Written request: Write out each line of the listing as it stands, without the images.
==== Rows ====
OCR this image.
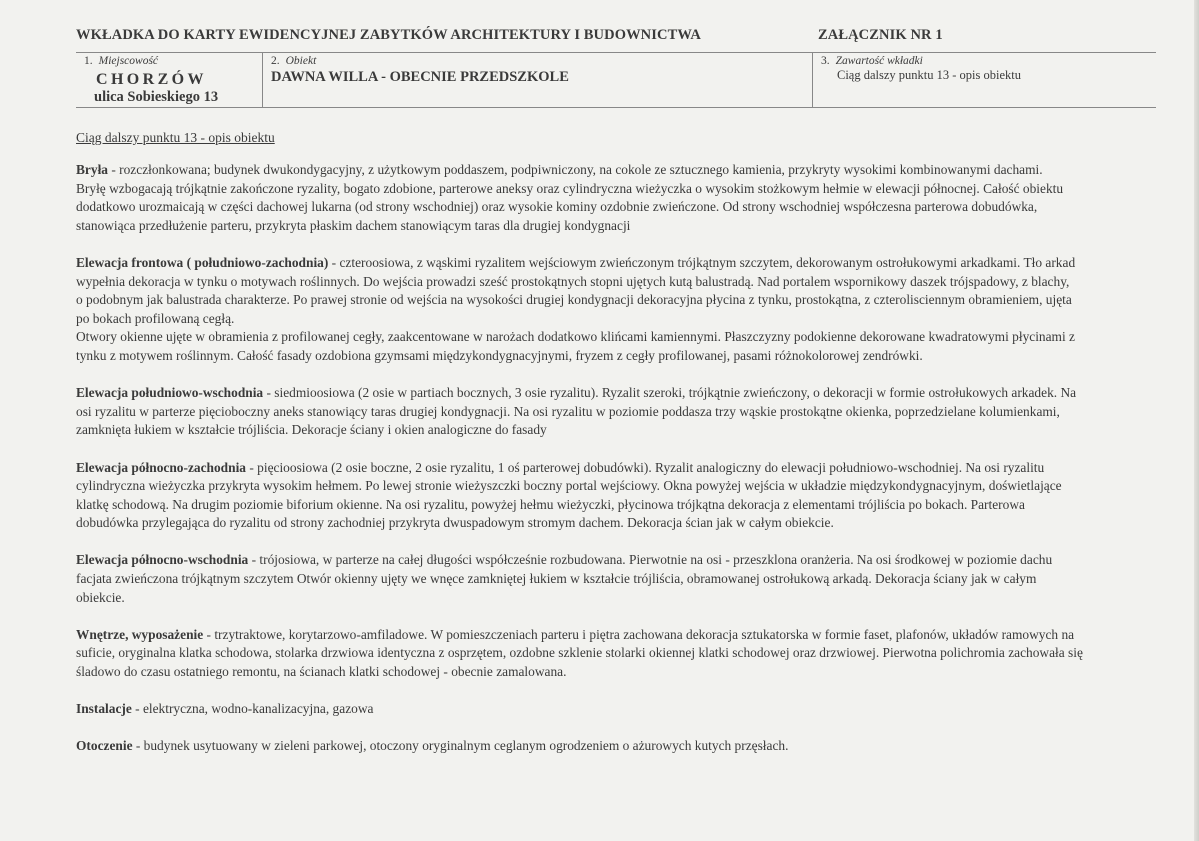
WKŁADKA DO KARTY EWIDENCYJNEJ ZABYTKÓW ARCHITEKTURY I BUDOWNICTWA	ZAŁĄCZNIK NR 1
1. Miejscowość
CHORZÓW
ulica Sobieskiego 13
2. Obiekt
DAWNA WILLA - OBECNIE PRZEDSZKOLE
3. Zawartość wkładki
Ciąg dalszy punktu 13 - opis obiektu
Ciąg dalszy punktu 13 - opis obiektu

Bryła - rozczłonkowana; budynek dwukondygacyjny, z użytkowym poddaszem, podpiwniczony, na cokole ze sztucznego kamienia, przykryty wysokimi kombinowanymi dachami.
Bryłę wzbogacają trójkątnie zakończone ryzality, bogato zdobione, parterowe aneksy oraz cylindryczna wieżyczka o wysokim stożkowym hełmie w elewacji północnej. Całość obiektu
dodatkowo urozmaicają w części dachowej lukarna (od strony wschodniej) oraz wysokie kominy ozdobnie zwieńczone. Od strony wschodniej współczesna parterowa dobudówka,
stanowiąca przedłużenie parteru, przykryta płaskim dachem stanowiącym taras dla drugiej kondygnacji

Elewacja frontowa ( południowo-zachodnia) - czteroosiowa, z wąskimi ryzalitem wejściowym zwieńczonym trójkątnym szczytem, dekorowanym ostrołukowymi arkadkami. Tło arkad
wypełnia dekoracja w tynku o motywach roślinnych. Do wejścia prowadzi sześć prostokątnych stopni ujętych kutą balustradą. Nad portalem wspornikowy daszek trójspadowy, z blachy,
o podobnym jak balustrada charakterze. Po prawej stronie od wejścia na wysokości drugiej kondygnacji dekoracyjna płycina z tynku, prostokątna, z czterolisciennym obramieniem, ujęta
po bokach profilowaną cegłą.
Otwory okienne ujęte w obramienia z profilowanej cegły, zaakcentowane w narożach dodatkowo klińcami kamiennymi. Płaszczyzny podokienne dekorowane kwadratowymi płycinami z
tynku z motywem roślinnym. Całość fasady ozdobiona gzymsami międzykondygnacyjnymi, fryzem z cegły profilowanej, pasami różnokolorowej zendrówki.

Elewacja południowo-wschodnia - siedmioosiowa (2 osie w partiach bocznych, 3 osie ryzalitu). Ryzalit szeroki, trójkątnie zwieńczony, o dekoracji w formie ostrołukowych arkadek. Na
osi ryzalitu w parterze pięcioboczny aneks stanowiący taras drugiej kondygnacji. Na osi ryzalitu w poziomie poddasza trzy wąskie prostokątne okienka, poprzedzielane kolumienkami,
zamknięta łukiem w kształcie trójliścia. Dekoracje ściany i okien analogiczne do fasady

Elewacja północno-zachodnia - pięcioosiowa (2 osie boczne, 2 osie ryzalitu, 1 oś parterowej dobudówki). Ryzalit analogiczny do elewacji południowo-wschodniej. Na osi ryzalitu
cylindryczna wieżyczka przykryta wysokim hełmem. Po lewej stronie wieżyszczki boczny portal wejściowy. Okna powyżej wejścia w układzie międzykondygnacyjnym, doświetlające
klatkę schodową. Na drugim poziomie biforium okienne. Na osi ryzalitu, powyżej hełmu wieżyczki, płycinowa trójkątna dekoracja z elementami trójliścia po bokach. Parterowa
dobudówka przylegająca do ryzalitu od strony zachodniej przykryta dwuspadowym stromym dachem. Dekoracja ścian jak w całym obiekcie.

Elewacja północno-wschodnia - trójosiowa, w parterze na całej długości współcześnie rozbudowana. Pierwotnie na osi - przeszklona oranżeria. Na osi środkowej w poziomie dachu
facjata zwieńczona trójkątnym szczytem Otwór okienny ujęty we wnęce zamkniętej łukiem w kształcie trójliścia, obramowanej ostrołukową arkadą. Dekoracja ściany jak w całym
obiekcie.

Wnętrze, wyposażenie - trzytraktowe, korytarzowo-amfiladowe. W pomieszczeniach parteru i piętra zachowana dekoracja sztukatorska w formie faset, plafonów, układów ramowych na
suficie, oryginalna klatka schodowa, stolarka drzwiowa identyczna z osprzętem, ozdobne szklenie stolarki okiennej klatki schodowej oraz drzwiowej. Pierwotna polichromia zachowała się
śladowo do czasu ostatniego remontu, na ścianach klatki schodowej - obecnie zamalowana.

Instalacje - elektryczna, wodno-kanalizacyjna, gazowa

Otoczenie - budynek usytuowany w zieleni parkowej, otoczony oryginalnym ceglanym ogrodzeniem o ażurowych kutych przęsłach.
====
Finished answer:
OCR this image.
WKŁADKA DO KARTY EWIDENCYJNEJ ZABYTKÓW ARCHITEKTURY I BUDOWNICTWA	ZAŁĄCZNIK NR 1
1. Miejscowość
CHORZÓW
ulica Sobieskiego 13
2. Obiekt
DAWNA WILLA - OBECNIE PRZEDSZKOLE
3. Zawartość wkładki
Ciąg dalszy punktu 13 - opis obiektu
Ciąg dalszy punktu 13 - opis obiektu

Bryła - rozczłonkowana; budynek dwukondygacyjny, z użytkowym poddaszem, podpiwniczony, na cokole ze sztucznego kamienia, przykryty wysokimi kombinowanymi dachami.
Bryłę wzbogacają trójkątnie zakończone ryzality, bogato zdobione, parterowe aneksy oraz cylindryczna wieżyczka o wysokim stożkowym hełmie w elewacji północnej. Całość obiektu
dodatkowo urozmaicają w części dachowej lukarna (od strony wschodniej) oraz wysokie kominy ozdobnie zwieńczone. Od strony wschodniej współczesna parterowa dobudówka,
stanowiąca przedłużenie parteru, przykryta płaskim dachem stanowiącym taras dla drugiej kondygnacji

Elewacja frontowa ( południowo-zachodnia) - czteroosiowa, z wąskimi ryzalitem wejściowym zwieńczonym trójkątnym szczytem, dekorowanym ostrołukowymi arkadkami. Tło arkad
wypełnia dekoracja w tynku o motywach roślinnych. Do wejścia prowadzi sześć prostokątnych stopni ujętych kutą balustradą. Nad portalem wspornikowy daszek trójspadowy, z blachy,
o podobnym jak balustrada charakterze. Po prawej stronie od wejścia na wysokości drugiej kondygnacji dekoracyjna płycina z tynku, prostokątna, z czterolisciennym obramieniem, ujęta
po bokach profilowaną cegłą.
Otwory okienne ujęte w obramienia z profilowanej cegły, zaakcentowane w narożach dodatkowo klińcami kamiennymi. Płaszczyzny podokienne dekorowane kwadratowymi płycinami z
tynku z motywem roślinnym. Całość fasady ozdobiona gzymsami międzykondygnacyjnymi, fryzem z cegły profilowanej, pasami różnokolorowej zendrówki.

Elewacja południowo-wschodnia - siedmioosiowa (2 osie w partiach bocznych, 3 osie ryzalitu). Ryzalit szeroki, trójkątnie zwieńczony, o dekoracji w formie ostrołukowych arkadek. Na
osi ryzalitu w parterze pięcioboczny aneks stanowiący taras drugiej kondygnacji. Na osi ryzalitu w poziomie poddasza trzy wąskie prostokątne okienka, poprzedzielane kolumienkami,
zamknięta łukiem w kształcie trójliścia. Dekoracje ściany i okien analogiczne do fasady

Elewacja północno-zachodnia - pięcioosiowa (2 osie boczne, 2 osie ryzalitu, 1 oś parterowej dobudówki). Ryzalit analogiczny do elewacji południowo-wschodniej. Na osi ryzalitu
cylindryczna wieżyczka przykryta wysokim hełmem. Po lewej stronie wieżyszczki boczny portal wejściowy. Okna powyżej wejścia w układzie międzykondygnacyjnym, doświetlające
klatkę schodową. Na drugim poziomie biforium okienne. Na osi ryzalitu, powyżej hełmu wieżyczki, płycinowa trójkątna dekoracja z elementami trójliścia po bokach. Parterowa
dobudówka przylegająca do ryzalitu od strony zachodniej przykryta dwuspadowym stromym dachem. Dekoracja ścian jak w całym obiekcie.

Elewacja północno-wschodnia - trójosiowa, w parterze na całej długości współcześnie rozbudowana. Pierwotnie na osi - przeszklona oranżeria. Na osi środkowej w poziomie dachu
facjata zwieńczona trójkątnym szczytem Otwór okienny ujęty we wnęce zamkniętej łukiem w kształcie trójliścia, obramowanej ostrołukową arkadą. Dekoracja ściany jak w całym
obiekcie.

Wnętrze, wyposażenie - trzytraktowe, korytarzowo-amfiladowe. W pomieszczeniach parteru i piętra zachowana dekoracja sztukatorska w formie faset, plafonów, układów ramowych na
suficie, oryginalna klatka schodowa, stolarka drzwiowa identyczna z osprzętem, ozdobne szklenie stolarki okiennej klatki schodowej oraz drzwiowej. Pierwotna polichromia zachowała się
śladowo do czasu ostatniego remontu, na ścianach klatki schodowej - obecnie zamalowana.

Instalacje - elektryczna, wodno-kanalizacyjna, gazowa

Otoczenie - budynek usytuowany w zieleni parkowej, otoczony oryginalnym ceglanym ogrodzeniem o ażurowych kutych przęsłach.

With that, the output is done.